───── Materials provided

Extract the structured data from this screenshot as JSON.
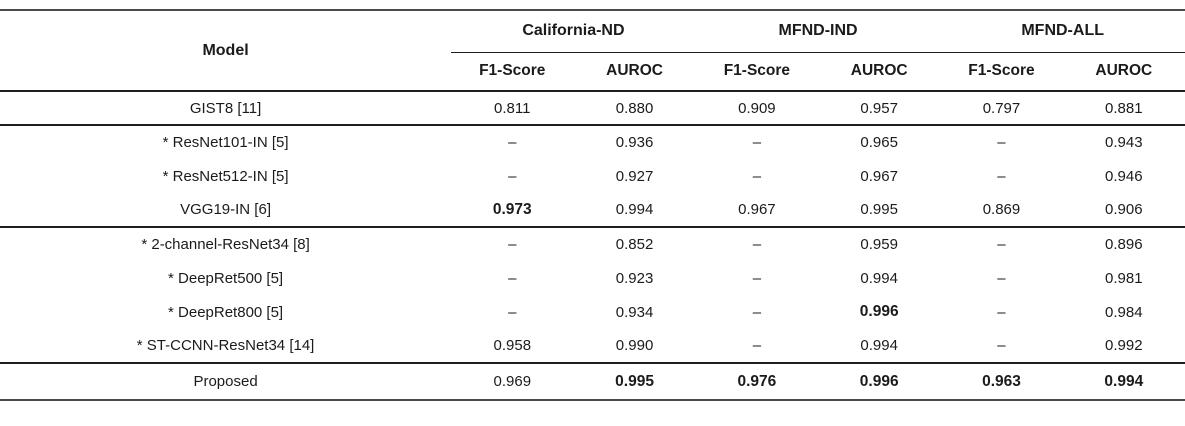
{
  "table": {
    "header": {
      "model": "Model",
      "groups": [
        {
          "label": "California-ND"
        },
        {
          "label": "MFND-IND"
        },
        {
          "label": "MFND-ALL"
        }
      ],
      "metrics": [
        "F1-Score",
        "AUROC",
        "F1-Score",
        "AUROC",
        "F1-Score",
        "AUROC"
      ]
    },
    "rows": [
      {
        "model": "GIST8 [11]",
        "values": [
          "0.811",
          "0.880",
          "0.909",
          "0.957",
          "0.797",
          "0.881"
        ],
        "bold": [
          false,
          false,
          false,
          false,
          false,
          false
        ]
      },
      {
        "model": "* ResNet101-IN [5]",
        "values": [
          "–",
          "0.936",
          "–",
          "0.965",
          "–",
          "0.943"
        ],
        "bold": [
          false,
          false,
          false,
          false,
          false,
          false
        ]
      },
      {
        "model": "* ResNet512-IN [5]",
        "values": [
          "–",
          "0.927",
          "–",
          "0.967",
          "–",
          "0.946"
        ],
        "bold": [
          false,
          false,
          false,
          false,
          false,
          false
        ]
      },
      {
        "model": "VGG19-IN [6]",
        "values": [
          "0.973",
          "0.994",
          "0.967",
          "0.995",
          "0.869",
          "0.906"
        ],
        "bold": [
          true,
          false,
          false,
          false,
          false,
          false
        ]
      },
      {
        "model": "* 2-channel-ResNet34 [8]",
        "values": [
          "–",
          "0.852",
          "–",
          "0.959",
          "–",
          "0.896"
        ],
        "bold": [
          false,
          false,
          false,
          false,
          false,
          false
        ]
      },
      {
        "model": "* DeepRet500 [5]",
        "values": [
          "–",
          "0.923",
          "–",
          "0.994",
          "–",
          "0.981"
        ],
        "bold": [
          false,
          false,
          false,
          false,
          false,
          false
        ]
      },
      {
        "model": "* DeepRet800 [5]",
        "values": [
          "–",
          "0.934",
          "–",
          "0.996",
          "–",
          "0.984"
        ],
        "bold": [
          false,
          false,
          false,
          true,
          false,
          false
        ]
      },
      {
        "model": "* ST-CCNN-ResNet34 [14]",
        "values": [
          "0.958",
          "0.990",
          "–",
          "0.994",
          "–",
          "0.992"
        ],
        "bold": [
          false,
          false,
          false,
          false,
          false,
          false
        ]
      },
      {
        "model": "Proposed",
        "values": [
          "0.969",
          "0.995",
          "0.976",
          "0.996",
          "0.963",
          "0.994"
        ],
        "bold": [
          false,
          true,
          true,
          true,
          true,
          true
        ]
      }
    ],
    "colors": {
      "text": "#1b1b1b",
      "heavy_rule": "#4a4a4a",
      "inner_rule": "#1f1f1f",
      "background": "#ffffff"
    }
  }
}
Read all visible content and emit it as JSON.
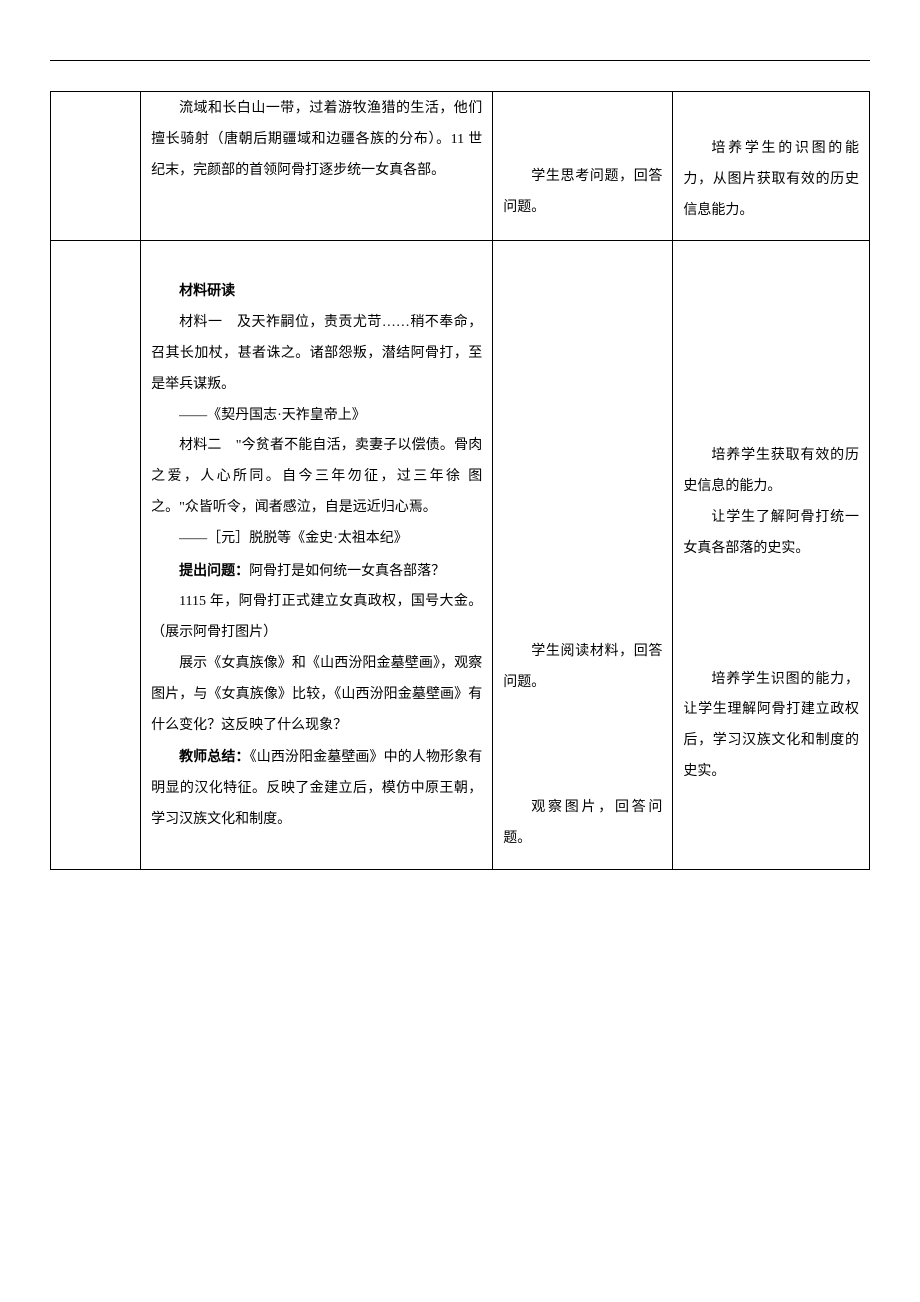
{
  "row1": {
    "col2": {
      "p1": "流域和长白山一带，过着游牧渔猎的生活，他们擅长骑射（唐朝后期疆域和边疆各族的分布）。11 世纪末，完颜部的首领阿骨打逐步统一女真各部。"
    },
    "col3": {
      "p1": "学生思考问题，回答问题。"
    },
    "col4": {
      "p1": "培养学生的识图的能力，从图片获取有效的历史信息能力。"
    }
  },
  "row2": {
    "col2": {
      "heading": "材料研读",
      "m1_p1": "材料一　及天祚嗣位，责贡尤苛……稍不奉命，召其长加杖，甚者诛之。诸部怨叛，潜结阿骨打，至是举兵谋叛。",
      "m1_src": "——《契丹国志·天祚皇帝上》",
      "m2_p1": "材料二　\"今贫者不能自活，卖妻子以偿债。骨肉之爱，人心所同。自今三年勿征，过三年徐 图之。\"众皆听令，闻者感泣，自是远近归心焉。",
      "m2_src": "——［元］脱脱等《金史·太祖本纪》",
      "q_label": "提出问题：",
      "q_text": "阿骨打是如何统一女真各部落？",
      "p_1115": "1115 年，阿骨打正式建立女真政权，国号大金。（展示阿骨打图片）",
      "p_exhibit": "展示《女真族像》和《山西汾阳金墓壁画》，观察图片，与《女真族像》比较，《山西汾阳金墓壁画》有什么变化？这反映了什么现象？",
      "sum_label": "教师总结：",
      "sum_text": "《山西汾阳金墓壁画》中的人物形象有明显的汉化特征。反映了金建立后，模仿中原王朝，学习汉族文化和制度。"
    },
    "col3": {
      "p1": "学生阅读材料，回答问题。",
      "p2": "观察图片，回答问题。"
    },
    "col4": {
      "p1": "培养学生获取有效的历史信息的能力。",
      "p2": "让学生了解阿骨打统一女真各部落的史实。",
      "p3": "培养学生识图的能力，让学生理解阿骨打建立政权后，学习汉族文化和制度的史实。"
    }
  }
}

──────────

**Requirement:**
Reproduce all the entries that precede this task, word for word, minus any pictures.

**The output:**
Extract the structured data from this screenshot as JSON.
{
  "table": {
    "header": {
      "model": "Model",
      "groups": [
        {
          "label": "California-ND"
        },
        {
          "label": "MFND-IND"
        },
        {
          "label": "MFND-ALL"
        }
      ],
      "metrics": [
        "F1-Score",
        "AUROC",
        "F1-Score",
        "AUROC",
        "F1-Score",
        "AUROC"
      ]
    },
    "rows": [
      {
        "model": "GIST8 [11]",
        "values": [
          "0.811",
          "0.880",
          "0.909",
          "0.957",
          "0.797",
          "0.881"
        ],
        "bold": [
          false,
          false,
          false,
          false,
          false,
          false
        ]
      },
      {
        "model": "* ResNet101-IN [5]",
        "values": [
          "–",
          "0.936",
          "–",
          "0.965",
          "–",
          "0.943"
        ],
        "bold": [
          false,
          false,
          false,
          false,
          false,
          false
        ]
      },
      {
        "model": "* ResNet512-IN [5]",
        "values": [
          "–",
          "0.927",
          "–",
          "0.967",
          "–",
          "0.946"
        ],
        "bold": [
          false,
          false,
          false,
          false,
          false,
          false
        ]
      },
      {
        "model": "VGG19-IN [6]",
        "values": [
          "0.973",
          "0.994",
          "0.967",
          "0.995",
          "0.869",
          "0.906"
        ],
        "bold": [
          true,
          false,
          false,
          false,
          false,
          false
        ]
      },
      {
        "model": "* 2-channel-ResNet34 [8]",
        "values": [
          "–",
          "0.852",
          "–",
          "0.959",
          "–",
          "0.896"
        ],
        "bold": [
          false,
          false,
          false,
          false,
          false,
          false
        ]
      },
      {
        "model": "* DeepRet500 [5]",
        "values": [
          "–",
          "0.923",
          "–",
          "0.994",
          "–",
          "0.981"
        ],
        "bold": [
          false,
          false,
          false,
          false,
          false,
          false
        ]
      },
      {
        "model": "* DeepRet800 [5]",
        "values": [
          "–",
          "0.934",
          "–",
          "0.996",
          "–",
          "0.984"
        ],
        "bold": [
          false,
          false,
          false,
          true,
          false,
          false
        ]
      },
      {
        "model": "* ST-CCNN-ResNet34 [14]",
        "values": [
          "0.958",
          "0.990",
          "–",
          "0.994",
          "–",
          "0.992"
        ],
        "bold": [
          false,
          false,
          false,
          false,
          false,
          false
        ]
      },
      {
        "model": "Proposed",
        "values": [
          "0.969",
          "0.995",
          "0.976",
          "0.996",
          "0.963",
          "0.994"
        ],
        "bold": [
          false,
          true,
          true,
          true,
          true,
          true
        ]
      }
    ],
    "colors": {
      "text": "#1b1b1b",
      "heavy_rule": "#4a4a4a",
      "inner_rule": "#1f1f1f",
      "background": "#ffffff"
    }
  }
}
Read all visible content and emit it as JSON.
{
  "row1": {
    "col2": {
      "p1": "流域和长白山一带，过着游牧渔猎的生活，他们擅长骑射（唐朝后期疆域和边疆各族的分布）。11 世纪末，完颜部的首领阿骨打逐步统一女真各部。"
    },
    "col3": {
      "p1": "学生思考问题，回答问题。"
    },
    "col4": {
      "p1": "培养学生的识图的能力，从图片获取有效的历史信息能力。"
    }
  },
  "row2": {
    "col2": {
      "heading": "材料研读",
      "m1_p1": "材料一　及天祚嗣位，责贡尤苛……稍不奉命，召其长加杖，甚者诛之。诸部怨叛，潜结阿骨打，至是举兵谋叛。",
      "m1_src": "——《契丹国志·天祚皇帝上》",
      "m2_p1": "材料二　\"今贫者不能自活，卖妻子以偿债。骨肉之爱，人心所同。自今三年勿征，过三年徐 图之。\"众皆听令，闻者感泣，自是远近归心焉。",
      "m2_src": "——［元］脱脱等《金史·太祖本纪》",
      "q_label": "提出问题：",
      "q_text": "阿骨打是如何统一女真各部落？",
      "p_1115": "1115 年，阿骨打正式建立女真政权，国号大金。（展示阿骨打图片）",
      "p_exhibit": "展示《女真族像》和《山西汾阳金墓壁画》，观察图片，与《女真族像》比较，《山西汾阳金墓壁画》有什么变化？这反映了什么现象？",
      "sum_label": "教师总结：",
      "sum_text": "《山西汾阳金墓壁画》中的人物形象有明显的汉化特征。反映了金建立后，模仿中原王朝，学习汉族文化和制度。"
    },
    "col3": {
      "p1": "学生阅读材料，回答问题。",
      "p2": "观察图片，回答问题。"
    },
    "col4": {
      "p1": "培养学生获取有效的历史信息的能力。",
      "p2": "让学生了解阿骨打统一女真各部落的史实。",
      "p3": "培养学生识图的能力，让学生理解阿骨打建立政权后，学习汉族文化和制度的史实。"
    }
  }
}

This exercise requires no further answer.